Stored data entries:
"""
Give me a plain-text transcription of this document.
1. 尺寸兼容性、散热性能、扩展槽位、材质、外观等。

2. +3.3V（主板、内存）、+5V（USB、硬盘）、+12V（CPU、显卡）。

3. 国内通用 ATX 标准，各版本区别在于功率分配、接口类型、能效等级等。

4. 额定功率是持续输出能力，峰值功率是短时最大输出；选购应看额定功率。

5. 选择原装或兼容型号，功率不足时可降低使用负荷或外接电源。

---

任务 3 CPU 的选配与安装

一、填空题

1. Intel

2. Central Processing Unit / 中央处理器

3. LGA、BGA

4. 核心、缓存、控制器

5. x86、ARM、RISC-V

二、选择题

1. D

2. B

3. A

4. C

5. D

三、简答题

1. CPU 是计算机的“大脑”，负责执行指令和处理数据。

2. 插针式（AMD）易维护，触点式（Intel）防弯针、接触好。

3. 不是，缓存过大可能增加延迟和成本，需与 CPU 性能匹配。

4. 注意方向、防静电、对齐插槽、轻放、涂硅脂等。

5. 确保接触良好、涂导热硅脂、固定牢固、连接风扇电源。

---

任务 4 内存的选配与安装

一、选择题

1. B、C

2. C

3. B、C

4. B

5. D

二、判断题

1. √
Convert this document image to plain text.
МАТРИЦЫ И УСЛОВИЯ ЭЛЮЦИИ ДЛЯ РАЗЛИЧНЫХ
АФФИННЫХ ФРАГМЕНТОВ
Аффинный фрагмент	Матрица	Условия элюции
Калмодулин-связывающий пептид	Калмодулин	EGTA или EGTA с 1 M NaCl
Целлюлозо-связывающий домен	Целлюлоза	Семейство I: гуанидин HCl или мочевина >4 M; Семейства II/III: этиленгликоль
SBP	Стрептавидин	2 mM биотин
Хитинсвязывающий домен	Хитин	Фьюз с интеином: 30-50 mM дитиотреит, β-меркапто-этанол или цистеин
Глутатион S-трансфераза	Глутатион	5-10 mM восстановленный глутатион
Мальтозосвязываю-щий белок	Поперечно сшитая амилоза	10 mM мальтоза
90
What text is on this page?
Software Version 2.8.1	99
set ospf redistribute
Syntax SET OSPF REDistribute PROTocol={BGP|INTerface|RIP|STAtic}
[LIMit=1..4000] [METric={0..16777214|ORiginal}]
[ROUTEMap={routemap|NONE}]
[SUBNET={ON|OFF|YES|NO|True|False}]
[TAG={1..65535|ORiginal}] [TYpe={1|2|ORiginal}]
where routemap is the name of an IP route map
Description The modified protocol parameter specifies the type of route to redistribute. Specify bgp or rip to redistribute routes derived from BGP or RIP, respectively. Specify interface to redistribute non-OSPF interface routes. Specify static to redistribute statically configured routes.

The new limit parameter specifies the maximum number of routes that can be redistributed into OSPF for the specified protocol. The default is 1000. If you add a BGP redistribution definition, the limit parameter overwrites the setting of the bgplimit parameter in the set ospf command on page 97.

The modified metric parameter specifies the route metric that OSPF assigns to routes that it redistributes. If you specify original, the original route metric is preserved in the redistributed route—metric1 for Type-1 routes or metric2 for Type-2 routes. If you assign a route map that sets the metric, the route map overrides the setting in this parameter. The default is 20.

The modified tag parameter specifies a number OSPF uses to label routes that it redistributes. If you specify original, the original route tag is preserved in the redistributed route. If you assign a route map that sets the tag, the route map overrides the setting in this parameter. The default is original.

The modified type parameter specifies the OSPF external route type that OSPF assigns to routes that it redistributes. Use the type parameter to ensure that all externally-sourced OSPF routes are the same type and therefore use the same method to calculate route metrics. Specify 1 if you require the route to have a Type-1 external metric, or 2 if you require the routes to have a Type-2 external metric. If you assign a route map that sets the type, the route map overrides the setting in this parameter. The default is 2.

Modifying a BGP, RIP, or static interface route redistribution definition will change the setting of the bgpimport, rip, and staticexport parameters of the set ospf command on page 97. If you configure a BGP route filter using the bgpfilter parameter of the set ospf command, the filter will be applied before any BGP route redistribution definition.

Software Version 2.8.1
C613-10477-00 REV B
"""
Take the listing above and set it down exactly.

Give me a plain-text transcription of this document.
1. 尺寸兼容性、散热性能、扩展槽位、材质、外观等。

2. +3.3V（主板、内存）、+5V（USB、硬盘）、+12V（CPU、显卡）。

3. 国内通用 ATX 标准，各版本区别在于功率分配、接口类型、能效等级等。

4. 额定功率是持续输出能力，峰值功率是短时最大输出；选购应看额定功率。

5. 选择原装或兼容型号，功率不足时可降低使用负荷或外接电源。

---

任务 3 CPU 的选配与安装

一、填空题

1. Intel

2. Central Processing Unit / 中央处理器

3. LGA、BGA

4. 核心、缓存、控制器

5. x86、ARM、RISC-V

二、选择题

1. D

2. B

3. A

4. C

5. D

三、简答题

1. CPU 是计算机的“大脑”，负责执行指令和处理数据。

2. 插针式（AMD）易维护，触点式（Intel）防弯针、接触好。

3. 不是，缓存过大可能增加延迟和成本，需与 CPU 性能匹配。

4. 注意方向、防静电、对齐插槽、轻放、涂硅脂等。

5. 确保接触良好、涂导热硅脂、固定牢固、连接风扇电源。

---

任务 4 内存的选配与安装

一、选择题

1. B、C

2. C

3. B、C

4. B

5. D

二、判断题

1. √
Convert this document image to plain text.
МАТРИЦЫ И УСЛОВИЯ ЭЛЮЦИИ ДЛЯ РАЗЛИЧНЫХ
АФФИННЫХ ФРАГМЕНТОВ
Аффинный фрагмент	Матрица	Условия элюции
Калмодулин-связывающий пептид	Калмодулин	EGTA или EGTA с 1 M NaCl
Целлюлозо-связывающий домен	Целлюлоза	Семейство I: гуанидин HCl или мочевина >4 M; Семейства II/III: этиленгликоль
SBP	Стрептавидин	2 mM биотин
Хитинсвязывающий домен	Хитин	Фьюз с интеином: 30-50 mM дитиотреит, β-меркапто-этанол или цистеин
Глутатион S-трансфераза	Глутатион	5-10 mM восстановленный глутатион
Мальтозосвязываю-щий белок	Поперечно сшитая амилоза	10 mM мальтоза
90
What text is on this page?
Software Version 2.8.1	99
set ospf redistribute
Syntax SET OSPF REDistribute PROTocol={BGP|INTerface|RIP|STAtic}
[LIMit=1..4000] [METric={0..16777214|ORiginal}]
[ROUTEMap={routemap|NONE}]
[SUBNET={ON|OFF|YES|NO|True|False}]
[TAG={1..65535|ORiginal}] [TYpe={1|2|ORiginal}]
where routemap is the name of an IP route map
Description The modified protocol parameter specifies the type of route to redistribute. Specify bgp or rip to redistribute routes derived from BGP or RIP, respectively. Specify interface to redistribute non-OSPF interface routes. Specify static to redistribute statically configured routes.

The new limit parameter specifies the maximum number of routes that can be redistributed into OSPF for the specified protocol. The default is 1000. If you add a BGP redistribution definition, the limit parameter overwrites the setting of the bgplimit parameter in the set ospf command on page 97.

The modified metric parameter specifies the route metric that OSPF assigns to routes that it redistributes. If you specify original, the original route metric is preserved in the redistributed route—metric1 for Type-1 routes or metric2 for Type-2 routes. If you assign a route map that sets the metric, the route map overrides the setting in this parameter. The default is 20.

The modified tag parameter specifies a number OSPF uses to label routes that it redistributes. If you specify original, the original route tag is preserved in the redistributed route. If you assign a route map that sets the tag, the route map overrides the setting in this parameter. The default is original.

The modified type parameter specifies the OSPF external route type that OSPF assigns to routes that it redistributes. Use the type parameter to ensure that all externally-sourced OSPF routes are the same type and therefore use the same method to calculate route metrics. Specify 1 if you require the route to have a Type-1 external metric, or 2 if you require the routes to have a Type-2 external metric. If you assign a route map that sets the type, the route map overrides the setting in this parameter. The default is 2.

Modifying a BGP, RIP, or static interface route redistribution definition will change the setting of the bgpimport, rip, and staticexport parameters of the set ospf command on page 97. If you configure a BGP route filter using the bgpfilter parameter of the set ospf command, the filter will be applied before any BGP route redistribution definition.

Software Version 2.8.1
C613-10477-00 REV B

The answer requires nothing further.